* **DIRECTION**:
Write out only the lines from the line that holds "Enumerate this screenshot's" to the end of the listing below, inclusive, with the pictures omitted.
# START OF RECORDS FOR THIS TASK
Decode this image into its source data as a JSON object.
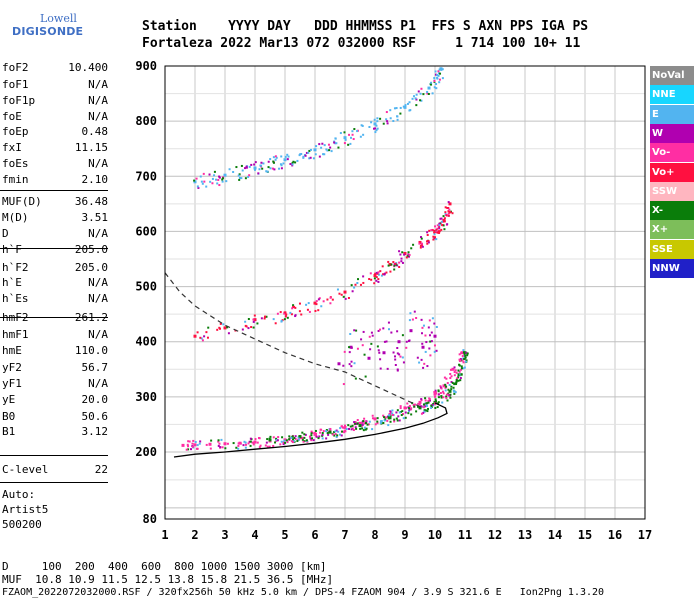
{
  "logo": {
    "line1": "Lowell",
    "line2": "DIGISONDE"
  },
  "header": {
    "labels": "Station    YYYY DAY   DDD HHMMSS P1  FFS S AXN PPS IGA PS",
    "values": "Fortaleza 2022 Mar13 072 032000 RSF     1 714 100 10+ 11"
  },
  "params": [
    {
      "k": "foF2",
      "v": "10.400"
    },
    {
      "k": "foF1",
      "v": "N/A"
    },
    {
      "k": "foF1p",
      "v": "N/A"
    },
    {
      "k": "foE",
      "v": "N/A"
    },
    {
      "k": "foEp",
      "v": "0.48"
    },
    {
      "k": "fxI",
      "v": "11.15"
    },
    {
      "k": "foEs",
      "v": "N/A"
    },
    {
      "k": "fmin",
      "v": "2.10"
    },
    {
      "k": "MUF(D)",
      "v": "36.48"
    },
    {
      "k": "M(D)",
      "v": "3.51"
    },
    {
      "k": "D",
      "v": "N/A"
    },
    {
      "k": "h`F",
      "v": "205.0"
    },
    {
      "k": "h`F2",
      "v": "205.0"
    },
    {
      "k": "h`E",
      "v": "N/A"
    },
    {
      "k": "h`Es",
      "v": "N/A"
    },
    {
      "k": "hmF2",
      "v": "261.2"
    },
    {
      "k": "hmF1",
      "v": "N/A"
    },
    {
      "k": "hmE",
      "v": "110.0"
    },
    {
      "k": "yF2",
      "v": "56.7"
    },
    {
      "k": "yF1",
      "v": "N/A"
    },
    {
      "k": "yE",
      "v": "20.0"
    },
    {
      "k": "B0",
      "v": "50.6"
    },
    {
      "k": "B1",
      "v": "3.12"
    },
    {
      "k": "C-level",
      "v": "22"
    }
  ],
  "auto": {
    "line1": "Auto:",
    "line2": "Artist5",
    "line3": "500200"
  },
  "legend": [
    {
      "label": "NoVal",
      "color": "#8c8c8c"
    },
    {
      "label": "NNE",
      "color": "#17d6ff"
    },
    {
      "label": "E",
      "color": "#52b4f0"
    },
    {
      "label": "W",
      "color": "#b000b0"
    },
    {
      "label": "Vo-",
      "color": "#ff2ea3"
    },
    {
      "label": "Vo+",
      "color": "#ff1040"
    },
    {
      "label": "SSW",
      "color": "#ffb6c0"
    },
    {
      "label": "X-",
      "color": "#0a7d0a"
    },
    {
      "label": "X+",
      "color": "#7dbe5a"
    },
    {
      "label": "SSE",
      "color": "#c8c800"
    },
    {
      "label": "NNW",
      "color": "#2020c8"
    }
  ],
  "footer": {
    "d_line": "D     100  200  400  600  800 1000 1500 3000 [km]",
    "muf_line": "MUF  10.8 10.9 11.5 12.5 13.8 15.8 21.5 36.5 [MHz]",
    "file_line": "FZAOM_2022072032000.RSF / 320fx256h 50 kHz 5.0 km / DPS-4 FZAOM 904 / 3.9 S 321.6 E   Ion2Png 1.3.20"
  },
  "chart_data": {
    "type": "scatter",
    "title": "",
    "xlabel": "",
    "ylabel": "",
    "xlim": [
      1,
      17
    ],
    "ylim": [
      80,
      900
    ],
    "x_ticks": [
      1,
      2,
      3,
      4,
      5,
      6,
      7,
      8,
      9,
      10,
      11,
      12,
      13,
      14,
      15,
      16,
      17
    ],
    "y_ticks": [
      80,
      200,
      300,
      400,
      500,
      600,
      700,
      800,
      900
    ],
    "grid": true,
    "series": [
      {
        "name": "Vo-",
        "color": "#ff2ea3",
        "desc": "O-trace 1st hop",
        "x": [
          1.6,
          2.0,
          2.5,
          3.0,
          3.5,
          4.0,
          4.5,
          5.0,
          5.5,
          6.0,
          6.5,
          7.0,
          7.5,
          8.0,
          8.5,
          9.0,
          9.5,
          10.0,
          10.3,
          10.6,
          10.9
        ],
        "y": [
          212,
          213,
          214,
          215,
          216,
          218,
          220,
          222,
          226,
          232,
          238,
          244,
          252,
          260,
          268,
          280,
          290,
          305,
          320,
          350,
          380
        ]
      },
      {
        "name": "X-",
        "color": "#0a7d0a",
        "desc": "X-trace 1st hop",
        "x": [
          4.5,
          5.5,
          6.5,
          7.5,
          8.5,
          9.5,
          10.0,
          10.5,
          10.8,
          11.0
        ],
        "y": [
          222,
          228,
          236,
          248,
          262,
          280,
          290,
          310,
          340,
          380
        ]
      },
      {
        "name": "Vo+",
        "color": "#ff1040",
        "desc": "O-trace 2nd hop",
        "x": [
          2.0,
          3.0,
          4.0,
          5.0,
          6.0,
          7.0,
          8.0,
          8.5,
          9.0,
          9.5,
          10.0,
          10.3,
          10.5
        ],
        "y": [
          410,
          425,
          440,
          452,
          470,
          490,
          520,
          540,
          560,
          580,
          600,
          620,
          650
        ]
      },
      {
        "name": "E",
        "color": "#52b4f0",
        "desc": "3rd hop",
        "x": [
          2.0,
          3.0,
          4.0,
          5.0,
          6.0,
          7.0,
          8.0,
          9.0,
          9.8,
          10.2
        ],
        "y": [
          690,
          702,
          715,
          730,
          748,
          770,
          795,
          825,
          860,
          895
        ]
      },
      {
        "name": "W",
        "color": "#b000b0",
        "desc": "oblique echoes",
        "x": [
          6.8,
          7.2,
          7.8,
          8.3,
          8.8,
          9.2,
          9.6,
          10.0
        ],
        "y": [
          360,
          390,
          370,
          380,
          400,
          420,
          390,
          410
        ]
      }
    ],
    "profile_line": {
      "desc": "solid profile",
      "x": [
        1.3,
        2,
        3,
        4,
        5,
        6,
        7,
        8,
        9,
        9.6,
        10.1,
        10.4,
        10.35,
        10.0
      ],
      "y": [
        191,
        196,
        200,
        205,
        210,
        216,
        223,
        232,
        243,
        252,
        262,
        270,
        280,
        289
      ]
    },
    "dashed_line": {
      "desc": "dashed MUF curve",
      "x": [
        1,
        1.5,
        2,
        3,
        4,
        5,
        6,
        7,
        8,
        9,
        9.6
      ],
      "y": [
        525,
        490,
        465,
        430,
        405,
        380,
        360,
        345,
        320,
        295,
        280
      ]
    }
  }
}
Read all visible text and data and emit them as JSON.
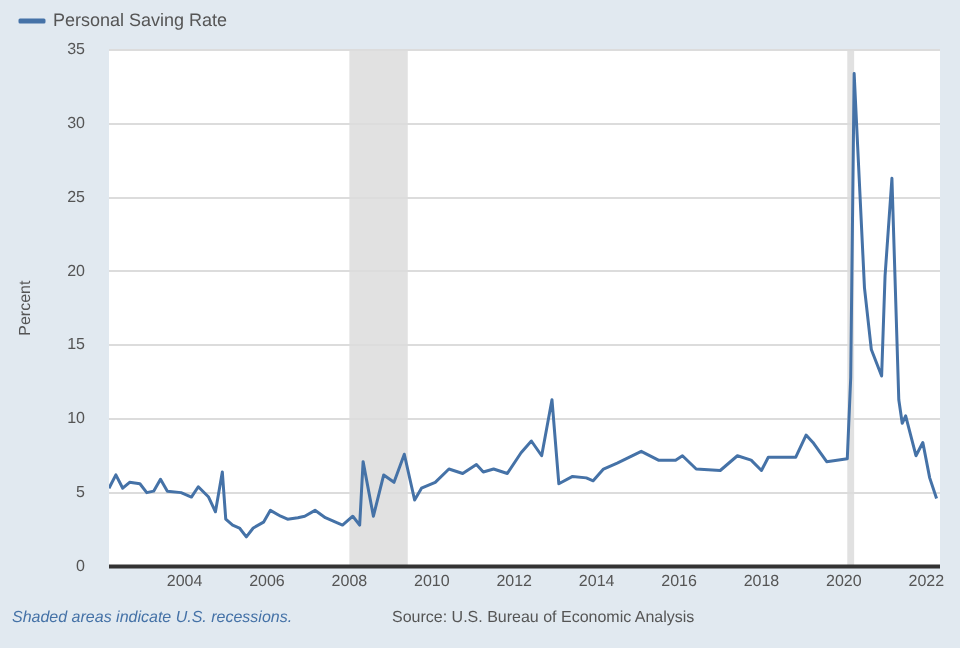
{
  "chart_data": {
    "type": "line",
    "ylabel": "Percent",
    "legend": "top left",
    "grid": "y",
    "marker": "none",
    "line_style": "solid",
    "xlim": [
      "2002-03",
      "2022-05"
    ],
    "xticks": [
      "2004",
      "2006",
      "2008",
      "2010",
      "2012",
      "2014",
      "2016",
      "2018",
      "2020",
      "2022"
    ],
    "ylim": [
      0,
      35
    ],
    "yticks": [
      0,
      5,
      10,
      15,
      20,
      25,
      30,
      35
    ],
    "bands": [
      {
        "axis": "x",
        "from": "2008-01",
        "to": "2009-06",
        "color": "#e1e1e1"
      },
      {
        "axis": "x",
        "from": "2020-02",
        "to": "2020-04",
        "color": "#e1e1e1"
      }
    ],
    "annotations": [
      "Shaded areas indicate U.S. recessions.",
      "Source: U.S. Bureau of Economic Analysis"
    ],
    "series": [
      {
        "name": "Personal Saving Rate",
        "color": "#4572a7",
        "x": [
          "2002-03",
          "2002-05",
          "2002-07",
          "2002-09",
          "2002-12",
          "2003-02",
          "2003-04",
          "2003-06",
          "2003-08",
          "2003-12",
          "2004-03",
          "2004-05",
          "2004-08",
          "2004-10",
          "2004-12",
          "2005-01",
          "2005-03",
          "2005-05",
          "2005-07",
          "2005-09",
          "2005-12",
          "2006-02",
          "2006-05",
          "2006-07",
          "2006-10",
          "2006-12",
          "2007-03",
          "2007-06",
          "2007-09",
          "2007-11",
          "2008-02",
          "2008-04",
          "2008-05",
          "2008-08",
          "2008-11",
          "2009-02",
          "2009-05",
          "2009-08",
          "2009-10",
          "2010-02",
          "2010-06",
          "2010-10",
          "2011-02",
          "2011-04",
          "2011-07",
          "2011-11",
          "2012-03",
          "2012-06",
          "2012-09",
          "2012-12",
          "2013-02",
          "2013-06",
          "2013-10",
          "2013-12",
          "2014-03",
          "2014-07",
          "2015-02",
          "2015-07",
          "2015-12",
          "2016-02",
          "2016-06",
          "2017-01",
          "2017-06",
          "2017-10",
          "2018-01",
          "2018-03",
          "2018-11",
          "2019-02",
          "2019-04",
          "2019-08",
          "2020-02",
          "2020-03",
          "2020-04",
          "2020-07",
          "2020-09",
          "2020-12",
          "2021-01",
          "2021-03",
          "2021-05",
          "2021-06",
          "2021-07",
          "2021-10",
          "2021-12",
          "2022-02",
          "2022-04"
        ],
        "values": [
          5.3,
          6.2,
          5.3,
          5.7,
          5.6,
          5.0,
          5.1,
          5.9,
          5.1,
          5.0,
          4.7,
          5.4,
          4.7,
          3.7,
          6.4,
          3.2,
          2.8,
          2.6,
          2.0,
          2.6,
          3.0,
          3.8,
          3.4,
          3.2,
          3.3,
          3.4,
          3.8,
          3.3,
          3.0,
          2.8,
          3.4,
          2.8,
          7.1,
          3.4,
          6.2,
          5.7,
          7.6,
          4.5,
          5.3,
          5.7,
          6.6,
          6.3,
          6.9,
          6.4,
          6.6,
          6.3,
          7.7,
          8.5,
          7.5,
          11.3,
          5.6,
          6.1,
          6.0,
          5.8,
          6.6,
          7.0,
          7.8,
          7.2,
          7.2,
          7.5,
          6.6,
          6.5,
          7.5,
          7.2,
          6.5,
          7.4,
          7.4,
          8.9,
          8.4,
          7.1,
          7.3,
          12.8,
          33.4,
          18.9,
          14.7,
          12.9,
          19.7,
          26.3,
          11.3,
          9.7,
          10.2,
          7.5,
          8.4,
          6.0,
          4.6
        ]
      }
    ]
  }
}
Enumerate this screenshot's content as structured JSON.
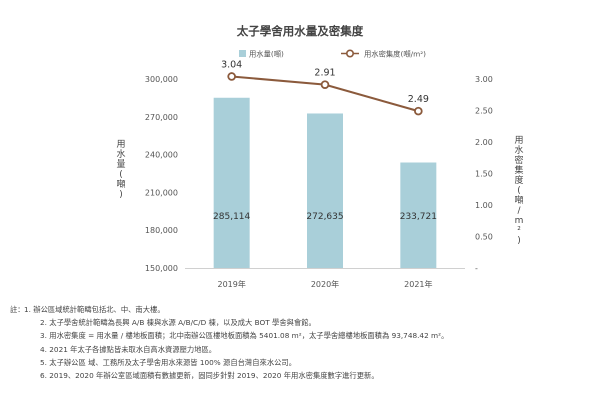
{
  "chart_data": {
    "type": "bar",
    "title": "太子學舍用水量及密集度",
    "categories": [
      "2019年",
      "2020年",
      "2021年"
    ],
    "series": [
      {
        "name": "用水量(噸)",
        "kind": "bar",
        "axis": "left",
        "color": "#a9cfd9",
        "values": [
          285114,
          272635,
          233721
        ],
        "labels": [
          "285,114",
          "272,635",
          "233,721"
        ]
      },
      {
        "name": "用水密集度(噸/m²)",
        "kind": "line",
        "axis": "right",
        "color": "#8b5a3c",
        "values": [
          3.04,
          2.91,
          2.49
        ],
        "labels": [
          "3.04",
          "2.91",
          "2.49"
        ]
      }
    ],
    "left_axis": {
      "label": "用水量(噸)",
      "ylim": [
        150000,
        300000
      ],
      "ticks": [
        150000,
        180000,
        210000,
        240000,
        270000,
        300000
      ],
      "tick_labels": [
        "150,000",
        "180,000",
        "210,000",
        "240,000",
        "270,000",
        "300,000"
      ]
    },
    "right_axis": {
      "label": "用水密集度(噸/m²)",
      "ylim": [
        0,
        3.0
      ],
      "ticks": [
        0,
        0.5,
        1.0,
        1.5,
        2.0,
        2.5,
        3.0
      ],
      "tick_labels": [
        "-",
        "0.50",
        "1.00",
        "1.50",
        "2.00",
        "2.50",
        "3.00"
      ]
    },
    "legend_position": "top-center",
    "grid": false
  },
  "notes": {
    "prefix": "註：",
    "items": [
      "1. 辦公區域統計範疇包括北、中、南大樓。",
      "2. 太子學舍統計範疇為長興 A/B 棟與水源 A/B/C/D 棟，以及成大 BOT 學舍與會館。",
      "3. 用水密集度 = 用水量 / 樓地板面積；北中南辦公區樓地板面積為 5401.08 m²，太子學舍總樓地板面積為 93,748.42 m²。",
      "4. 2021 年太子各據點皆未取水自高水資源壓力地區。",
      "5. 太子辦公區 域、工務所及太子學舍用水來源皆 100% 源自台灣自來水公司。",
      "6. 2019、2020 年辦公室區域面積有數據更新，固同步針對 2019、2020 年用水密集度數字進行更新。"
    ]
  }
}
# END OF RECORDS FOR THIS TASK
* **THE REPLY**:
Enumerate this screenshot's content as structured JSON.
{
  "chart_data": {
    "type": "bar",
    "title": "太子學舍用水量及密集度",
    "categories": [
      "2019年",
      "2020年",
      "2021年"
    ],
    "series": [
      {
        "name": "用水量(噸)",
        "kind": "bar",
        "axis": "left",
        "color": "#a9cfd9",
        "values": [
          285114,
          272635,
          233721
        ],
        "labels": [
          "285,114",
          "272,635",
          "233,721"
        ]
      },
      {
        "name": "用水密集度(噸/m²)",
        "kind": "line",
        "axis": "right",
        "color": "#8b5a3c",
        "values": [
          3.04,
          2.91,
          2.49
        ],
        "labels": [
          "3.04",
          "2.91",
          "2.49"
        ]
      }
    ],
    "left_axis": {
      "label": "用水量(噸)",
      "ylim": [
        150000,
        300000
      ],
      "ticks": [
        150000,
        180000,
        210000,
        240000,
        270000,
        300000
      ],
      "tick_labels": [
        "150,000",
        "180,000",
        "210,000",
        "240,000",
        "270,000",
        "300,000"
      ]
    },
    "right_axis": {
      "label": "用水密集度(噸/m²)",
      "ylim": [
        0,
        3.0
      ],
      "ticks": [
        0,
        0.5,
        1.0,
        1.5,
        2.0,
        2.5,
        3.0
      ],
      "tick_labels": [
        "-",
        "0.50",
        "1.00",
        "1.50",
        "2.00",
        "2.50",
        "3.00"
      ]
    },
    "legend_position": "top-center",
    "grid": false
  },
  "notes": {
    "prefix": "註：",
    "items": [
      "1. 辦公區域統計範疇包括北、中、南大樓。",
      "2. 太子學舍統計範疇為長興 A/B 棟與水源 A/B/C/D 棟，以及成大 BOT 學舍與會館。",
      "3. 用水密集度 = 用水量 / 樓地板面積；北中南辦公區樓地板面積為 5401.08 m²，太子學舍總樓地板面積為 93,748.42 m²。",
      "4. 2021 年太子各據點皆未取水自高水資源壓力地區。",
      "5. 太子辦公區 域、工務所及太子學舍用水來源皆 100% 源自台灣自來水公司。",
      "6. 2019、2020 年辦公室區域面積有數據更新，固同步針對 2019、2020 年用水密集度數字進行更新。"
    ]
  }
}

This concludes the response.